__GIVEN TEXT__
================================

On 4/6/11 4:03 PM, "[email protected]" <[email protected]> wrote:

>Not for user data, only controller data.
>

False.  I used to think so, but there is volatile write cache for user
data -- its on the 256K chip SRAM not the DRAM though.

Simple power failure tests demonstrate that you lose data with these
drives unless you disable the cache.  Disabling the cache roughly drops
write performance by a factor of 3 to 4 on G1 drives and significantly
hurts wear-leveling and longevity (I haven't tried G2's).

>
>
>---- Original message ----
>>Date: Wed, 6 Apr 2011 14:11:10 -0700 (PDT)
>>From: [email protected] (on behalf of Andy
>><[email protected]>)
>>Subject: Re: [PERFORM] Intel SSDs that may not suck
>>To: Merlin Moncure <[email protected]>,Scott Carey
>><[email protected]>
>>Cc: "[email protected]"

================================

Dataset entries
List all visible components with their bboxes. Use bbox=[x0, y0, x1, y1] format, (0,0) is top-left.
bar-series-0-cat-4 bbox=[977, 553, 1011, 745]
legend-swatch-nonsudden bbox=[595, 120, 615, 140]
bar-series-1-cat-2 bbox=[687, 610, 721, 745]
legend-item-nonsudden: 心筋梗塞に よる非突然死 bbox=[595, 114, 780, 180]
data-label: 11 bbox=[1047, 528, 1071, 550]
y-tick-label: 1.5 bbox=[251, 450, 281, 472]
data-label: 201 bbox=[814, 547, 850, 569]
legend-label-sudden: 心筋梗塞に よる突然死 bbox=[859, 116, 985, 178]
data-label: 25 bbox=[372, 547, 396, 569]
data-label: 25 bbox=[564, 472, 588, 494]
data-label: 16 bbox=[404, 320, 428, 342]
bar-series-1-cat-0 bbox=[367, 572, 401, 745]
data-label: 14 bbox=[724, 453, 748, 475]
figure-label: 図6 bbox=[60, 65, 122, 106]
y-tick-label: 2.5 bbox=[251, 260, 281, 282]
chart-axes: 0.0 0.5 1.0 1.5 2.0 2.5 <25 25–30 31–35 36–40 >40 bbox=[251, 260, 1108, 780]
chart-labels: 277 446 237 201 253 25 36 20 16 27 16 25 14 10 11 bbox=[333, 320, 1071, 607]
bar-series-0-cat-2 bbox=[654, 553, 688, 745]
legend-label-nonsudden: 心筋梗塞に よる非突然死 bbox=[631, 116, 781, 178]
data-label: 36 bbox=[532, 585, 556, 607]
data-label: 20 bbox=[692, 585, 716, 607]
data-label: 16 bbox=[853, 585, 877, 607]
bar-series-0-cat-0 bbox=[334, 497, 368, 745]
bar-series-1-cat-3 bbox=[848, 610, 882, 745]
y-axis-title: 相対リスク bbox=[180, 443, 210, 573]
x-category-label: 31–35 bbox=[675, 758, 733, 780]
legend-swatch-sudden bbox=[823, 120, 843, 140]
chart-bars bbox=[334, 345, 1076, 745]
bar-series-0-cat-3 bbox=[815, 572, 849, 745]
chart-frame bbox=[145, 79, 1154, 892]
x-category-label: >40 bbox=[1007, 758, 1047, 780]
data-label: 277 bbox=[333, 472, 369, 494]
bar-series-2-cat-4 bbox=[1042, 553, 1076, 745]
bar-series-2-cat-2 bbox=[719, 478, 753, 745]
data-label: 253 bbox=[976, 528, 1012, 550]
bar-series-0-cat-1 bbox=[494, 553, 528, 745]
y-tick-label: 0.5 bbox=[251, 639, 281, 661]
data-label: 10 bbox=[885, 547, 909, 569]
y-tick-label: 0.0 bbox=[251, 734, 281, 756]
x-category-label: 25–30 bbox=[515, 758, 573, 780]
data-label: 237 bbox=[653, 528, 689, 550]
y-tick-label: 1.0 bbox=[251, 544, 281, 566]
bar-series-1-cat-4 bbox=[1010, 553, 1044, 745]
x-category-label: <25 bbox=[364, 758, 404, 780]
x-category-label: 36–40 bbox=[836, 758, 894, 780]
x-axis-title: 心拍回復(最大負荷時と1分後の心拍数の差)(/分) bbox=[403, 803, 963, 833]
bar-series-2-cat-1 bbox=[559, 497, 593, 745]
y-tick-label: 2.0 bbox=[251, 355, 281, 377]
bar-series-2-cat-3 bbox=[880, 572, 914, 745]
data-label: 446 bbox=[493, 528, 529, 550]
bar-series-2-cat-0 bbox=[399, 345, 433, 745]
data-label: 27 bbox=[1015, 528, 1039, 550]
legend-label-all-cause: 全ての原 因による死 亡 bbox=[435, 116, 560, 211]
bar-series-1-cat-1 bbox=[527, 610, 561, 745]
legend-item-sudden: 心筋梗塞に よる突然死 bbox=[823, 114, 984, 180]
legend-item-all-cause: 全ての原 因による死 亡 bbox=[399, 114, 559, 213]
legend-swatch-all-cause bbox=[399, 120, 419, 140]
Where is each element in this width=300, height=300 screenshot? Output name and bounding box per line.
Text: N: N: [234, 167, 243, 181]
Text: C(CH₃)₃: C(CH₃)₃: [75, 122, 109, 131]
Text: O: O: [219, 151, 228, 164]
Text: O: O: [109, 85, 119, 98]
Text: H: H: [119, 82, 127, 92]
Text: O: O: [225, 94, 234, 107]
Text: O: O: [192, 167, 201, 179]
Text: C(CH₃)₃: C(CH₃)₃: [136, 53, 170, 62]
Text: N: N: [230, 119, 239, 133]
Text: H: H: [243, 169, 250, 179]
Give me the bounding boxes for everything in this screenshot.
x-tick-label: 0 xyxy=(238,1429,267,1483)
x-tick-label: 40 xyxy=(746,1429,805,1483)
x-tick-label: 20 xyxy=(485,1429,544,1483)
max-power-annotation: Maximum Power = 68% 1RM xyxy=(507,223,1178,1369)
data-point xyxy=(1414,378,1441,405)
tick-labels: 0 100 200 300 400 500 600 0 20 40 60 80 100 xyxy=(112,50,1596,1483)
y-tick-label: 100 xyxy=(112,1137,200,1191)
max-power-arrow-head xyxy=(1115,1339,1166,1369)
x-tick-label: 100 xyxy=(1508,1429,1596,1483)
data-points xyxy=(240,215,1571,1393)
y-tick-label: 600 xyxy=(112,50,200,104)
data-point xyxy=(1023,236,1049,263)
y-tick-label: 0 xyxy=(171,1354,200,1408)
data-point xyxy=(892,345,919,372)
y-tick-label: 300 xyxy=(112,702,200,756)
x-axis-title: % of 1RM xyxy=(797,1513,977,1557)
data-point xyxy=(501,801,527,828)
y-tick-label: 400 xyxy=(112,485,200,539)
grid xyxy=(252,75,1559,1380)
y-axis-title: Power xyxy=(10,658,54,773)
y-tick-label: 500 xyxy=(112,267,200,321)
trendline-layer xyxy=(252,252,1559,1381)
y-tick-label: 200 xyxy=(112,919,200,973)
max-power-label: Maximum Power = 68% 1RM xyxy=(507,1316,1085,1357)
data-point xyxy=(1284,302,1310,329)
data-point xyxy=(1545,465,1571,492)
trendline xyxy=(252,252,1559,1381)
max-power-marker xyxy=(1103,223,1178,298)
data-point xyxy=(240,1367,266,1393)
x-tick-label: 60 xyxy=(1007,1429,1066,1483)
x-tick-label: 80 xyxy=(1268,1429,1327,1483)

================================

__SHORT PROBLEM__
Copy the SSD email text starting with "On 4/6/11 4:03" and going on through "haven't tried G2's).", substituting "buffer" for each "cache". This listing is separate material and has no connection to the email about SSD write caching.

__SOLUTION FOR THIS PROBLEM__
On 4/6/11 4:03 PM, "[email protected]" <[email protected]> wrote:

>Not for user data, only controller data.
>

False.  I used to think so, but there is volatile write buffer for user
data -- its on the 256K chip SRAM not the DRAM though.

Simple power failure tests demonstrate that you lose data with these
drives unless you disable the buffer.  Disabling the buffer roughly drops
write performance by a factor of 3 to 4 on G1 drives and significantly
hurts wear-leveling and longevity (I haven't tried G2's).